**Requirement 1:**
From the wrestling commentary, list each person it names with both a full first name and a surname.

**Text segment:**
###

You know his style by now, but T Breezie does too Photo Credit: WWE.com |
What comes to mind for you when you think of Ohio?
Some will think of championship college football given the past events of the year, and some others will note it as the home of the professional football Hall of Fame. But soon, it will be known for two things: the place where NXT first went on the road as a possible testing pad to becoming a viable touring entity, and the probable resting place of Alex Riley after Kevin Owens MDKs him in some form or other (more on which later).
So it might be worth knowing for trivia purposes that the final main event before the excursion and the airing of the tapings that went down at the Arnold Invitational featured Tyler Breeze evening up his unnamed series against Hideo Itami. While the finish may've been an increasingly signature Beauty Shot OUTTA NOWHERE (™ Full Sail), it did come cleanly in the middle of the ring and kept Breeze as being looked at as a steppingstone for one of the leaders of the new school to be walked on on his way to joining his friend Finn Bálor in the rarefied air of title contention and eventual championship-holding.

###

**Requirement 2:**
Copy the listing word for word from its start through the line that contains "The lower interior surface 407b is".

###

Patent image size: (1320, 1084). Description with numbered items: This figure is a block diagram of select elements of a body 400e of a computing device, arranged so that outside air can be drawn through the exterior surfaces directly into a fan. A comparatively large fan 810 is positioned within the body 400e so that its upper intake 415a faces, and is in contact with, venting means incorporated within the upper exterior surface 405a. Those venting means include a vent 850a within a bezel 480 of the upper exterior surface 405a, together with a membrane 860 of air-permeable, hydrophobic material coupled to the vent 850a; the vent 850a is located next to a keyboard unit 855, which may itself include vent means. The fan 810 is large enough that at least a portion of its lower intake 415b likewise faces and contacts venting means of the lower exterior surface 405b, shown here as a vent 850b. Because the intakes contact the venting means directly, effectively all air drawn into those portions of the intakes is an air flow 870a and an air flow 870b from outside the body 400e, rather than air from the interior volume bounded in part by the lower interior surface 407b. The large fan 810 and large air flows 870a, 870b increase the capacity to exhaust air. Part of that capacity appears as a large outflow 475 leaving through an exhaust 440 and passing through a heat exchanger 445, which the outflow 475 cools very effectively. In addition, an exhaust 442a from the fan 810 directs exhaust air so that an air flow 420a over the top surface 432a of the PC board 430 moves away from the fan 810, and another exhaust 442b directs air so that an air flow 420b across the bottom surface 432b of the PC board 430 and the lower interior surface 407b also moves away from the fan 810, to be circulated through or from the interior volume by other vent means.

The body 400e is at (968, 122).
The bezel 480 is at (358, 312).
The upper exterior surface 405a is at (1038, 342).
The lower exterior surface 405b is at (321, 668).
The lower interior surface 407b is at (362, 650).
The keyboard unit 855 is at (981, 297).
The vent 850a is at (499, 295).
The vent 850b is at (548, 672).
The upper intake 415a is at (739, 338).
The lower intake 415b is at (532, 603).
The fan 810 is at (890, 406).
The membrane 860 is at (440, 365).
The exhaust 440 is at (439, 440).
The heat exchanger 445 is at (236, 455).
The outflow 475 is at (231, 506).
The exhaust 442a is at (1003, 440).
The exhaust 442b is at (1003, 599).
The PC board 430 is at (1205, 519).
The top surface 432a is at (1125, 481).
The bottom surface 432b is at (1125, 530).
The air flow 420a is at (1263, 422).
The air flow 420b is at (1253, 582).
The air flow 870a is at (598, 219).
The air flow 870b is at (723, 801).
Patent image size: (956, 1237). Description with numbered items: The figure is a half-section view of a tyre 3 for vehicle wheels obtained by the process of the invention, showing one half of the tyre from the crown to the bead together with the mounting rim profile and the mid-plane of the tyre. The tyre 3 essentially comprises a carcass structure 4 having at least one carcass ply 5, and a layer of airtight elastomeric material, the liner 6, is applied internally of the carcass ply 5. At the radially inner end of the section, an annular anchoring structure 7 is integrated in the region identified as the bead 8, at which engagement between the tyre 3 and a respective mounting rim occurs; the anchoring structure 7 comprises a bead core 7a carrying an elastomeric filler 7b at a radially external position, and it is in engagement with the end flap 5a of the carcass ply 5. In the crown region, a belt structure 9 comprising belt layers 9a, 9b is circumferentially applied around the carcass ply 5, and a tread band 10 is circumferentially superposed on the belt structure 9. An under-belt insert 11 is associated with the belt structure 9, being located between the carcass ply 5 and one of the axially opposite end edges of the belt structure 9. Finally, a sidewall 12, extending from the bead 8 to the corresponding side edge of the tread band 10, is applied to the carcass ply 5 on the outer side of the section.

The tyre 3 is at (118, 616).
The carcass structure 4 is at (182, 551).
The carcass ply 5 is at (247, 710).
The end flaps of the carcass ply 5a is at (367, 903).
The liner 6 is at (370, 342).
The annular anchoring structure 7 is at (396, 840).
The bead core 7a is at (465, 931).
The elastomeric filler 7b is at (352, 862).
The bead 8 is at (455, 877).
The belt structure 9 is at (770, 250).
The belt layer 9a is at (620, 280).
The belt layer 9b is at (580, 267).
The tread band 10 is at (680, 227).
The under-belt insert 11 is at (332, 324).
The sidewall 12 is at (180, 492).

###

**Output 1:**
Alex Riley, Kevin Owens, Tyler Breeze, Hideo Itami, Finn Bálor

**Output 2:**
Patent image size: (1320, 1084). Description with numbered items: This figure is a block diagram of select elements of a body 400e of a computing device, arranged so that outside air can be drawn through the exterior surfaces directly into a fan. A comparatively large fan 810 is positioned within the body 400e so that its upper intake 415a faces, and is in contact with, venting means incorporated within the upper exterior surface 405a. Those venting means include a vent 850a within a bezel 480 of the upper exterior surface 405a, together with a membrane 860 of air-permeable, hydrophobic material coupled to the vent 850a; the vent 850a is located next to a keyboard unit 855, which may itself include vent means. The fan 810 is large enough that at least a portion of its lower intake 415b likewise faces and contacts venting means of the lower exterior surface 405b, shown here as a vent 850b. Because the intakes contact the venting means directly, effectively all air drawn into those portions of the intakes is an air flow 870a and an air flow 870b from outside the body 400e, rather than air from the interior volume bounded in part by the lower interior surface 407b. The large fan 810 and large air flows 870a, 870b increase the capacity to exhaust air. Part of that capacity appears as a large outflow 475 leaving through an exhaust 440 and passing through a heat exchanger 445, which the outflow 475 cools very effectively. In addition, an exhaust 442a from the fan 810 directs exhaust air so that an air flow 420a over the top surface 432a of the PC board 430 moves away from the fan 810, and another exhaust 442b directs air so that an air flow 420b across the bottom surface 432b of the PC board 430 and the lower interior surface 407b also moves away from the fan 810, to be circulated through or from the interior volume by other vent means.

The body 400e is at (968, 122).
The bezel 480 is at (358, 312).
The upper exterior surface 405a is at (1038, 342).
The lower exterior surface 405b is at (321, 668).
The lower interior surface 407b is at (362, 650).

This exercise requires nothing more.